* start DATA ROWS *

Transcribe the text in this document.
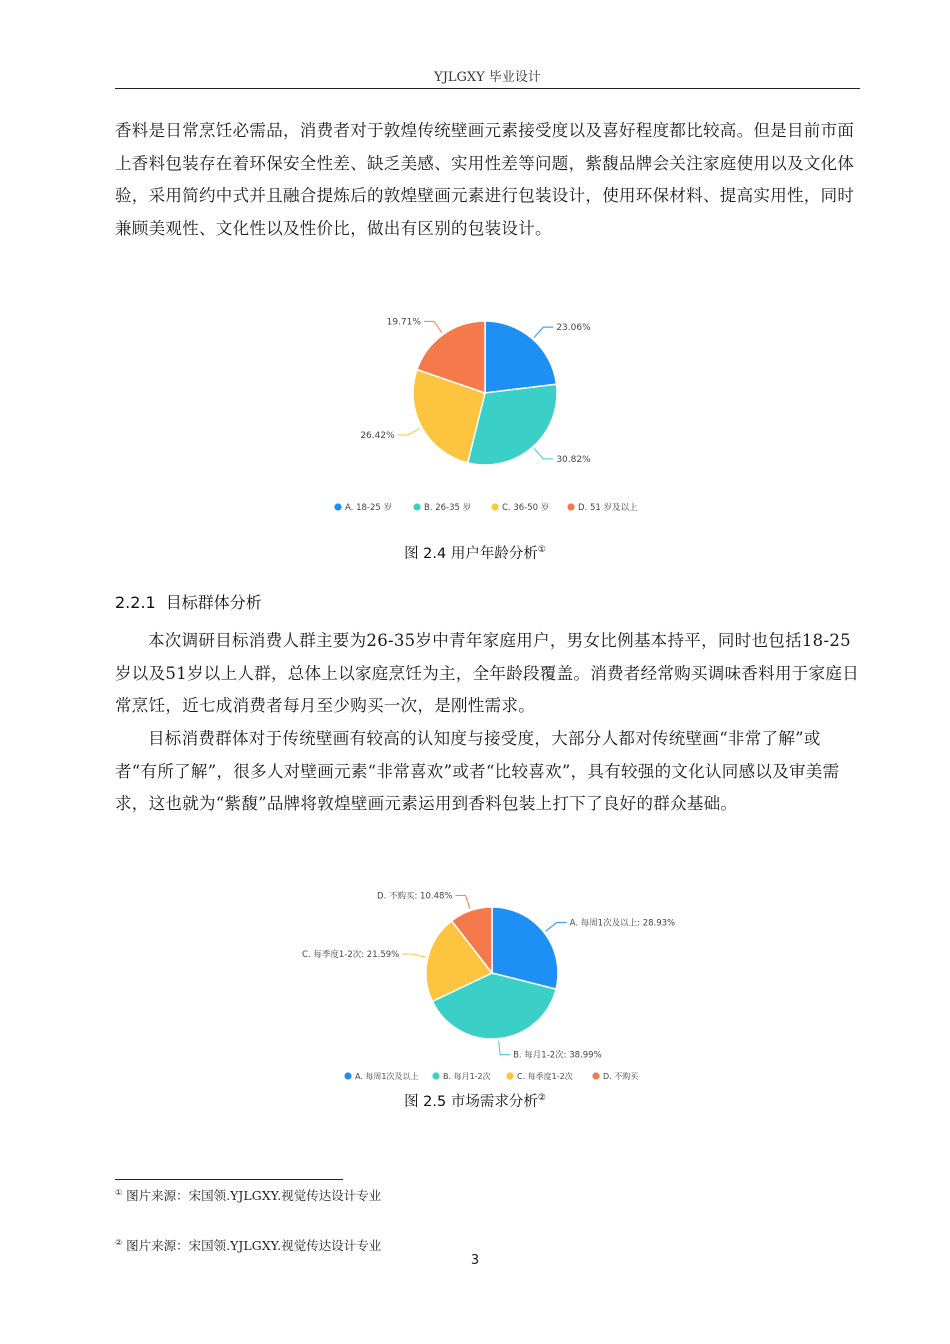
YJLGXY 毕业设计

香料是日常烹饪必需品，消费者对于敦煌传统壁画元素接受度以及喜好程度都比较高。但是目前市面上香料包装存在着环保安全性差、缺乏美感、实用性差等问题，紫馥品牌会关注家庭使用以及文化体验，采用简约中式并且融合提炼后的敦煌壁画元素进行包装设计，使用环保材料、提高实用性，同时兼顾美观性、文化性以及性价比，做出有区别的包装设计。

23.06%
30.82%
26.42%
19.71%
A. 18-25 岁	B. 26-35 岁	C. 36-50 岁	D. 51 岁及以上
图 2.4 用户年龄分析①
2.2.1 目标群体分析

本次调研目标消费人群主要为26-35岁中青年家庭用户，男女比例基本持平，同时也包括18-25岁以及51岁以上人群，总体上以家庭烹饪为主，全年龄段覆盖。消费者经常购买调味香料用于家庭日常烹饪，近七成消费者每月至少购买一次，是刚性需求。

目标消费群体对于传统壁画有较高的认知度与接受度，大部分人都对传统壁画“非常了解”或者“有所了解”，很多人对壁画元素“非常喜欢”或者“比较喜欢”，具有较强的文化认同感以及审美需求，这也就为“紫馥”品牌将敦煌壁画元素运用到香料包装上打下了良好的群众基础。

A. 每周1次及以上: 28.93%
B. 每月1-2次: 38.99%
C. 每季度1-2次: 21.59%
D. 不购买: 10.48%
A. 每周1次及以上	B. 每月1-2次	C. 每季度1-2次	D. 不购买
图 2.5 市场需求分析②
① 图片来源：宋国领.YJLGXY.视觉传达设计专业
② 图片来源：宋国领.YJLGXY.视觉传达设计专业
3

* end DATA ROWS *

→ SET PROBLEM: Every record must be copied exactly, with images dropped from the result.

→ RESULT FOR THIS EXERCISE:
Transcribe the text in this document.
YJLGXY 毕业设计

香料是日常烹饪必需品，消费者对于敦煌传统壁画元素接受度以及喜好程度都比较高。但是目前市面上香料包装存在着环保安全性差、缺乏美感、实用性差等问题，紫馥品牌会关注家庭使用以及文化体验，采用简约中式并且融合提炼后的敦煌壁画元素进行包装设计，使用环保材料、提高实用性，同时兼顾美观性、文化性以及性价比，做出有区别的包装设计。

23.06%
30.82%
26.42%
19.71%
A. 18-25 岁	B. 26-35 岁	C. 36-50 岁	D. 51 岁及以上
图 2.4 用户年龄分析①
2.2.1 目标群体分析

本次调研目标消费人群主要为26-35岁中青年家庭用户，男女比例基本持平，同时也包括18-25岁以及51岁以上人群，总体上以家庭烹饪为主，全年龄段覆盖。消费者经常购买调味香料用于家庭日常烹饪，近七成消费者每月至少购买一次，是刚性需求。

目标消费群体对于传统壁画有较高的认知度与接受度，大部分人都对传统壁画“非常了解”或者“有所了解”，很多人对壁画元素“非常喜欢”或者“比较喜欢”，具有较强的文化认同感以及审美需求，这也就为“紫馥”品牌将敦煌壁画元素运用到香料包装上打下了良好的群众基础。

A. 每周1次及以上: 28.93%
B. 每月1-2次: 38.99%
C. 每季度1-2次: 21.59%
D. 不购买: 10.48%
A. 每周1次及以上	B. 每月1-2次	C. 每季度1-2次	D. 不购买
图 2.5 市场需求分析②
① 图片来源：宋国领.YJLGXY.视觉传达设计专业
② 图片来源：宋国领.YJLGXY.视觉传达设计专业
3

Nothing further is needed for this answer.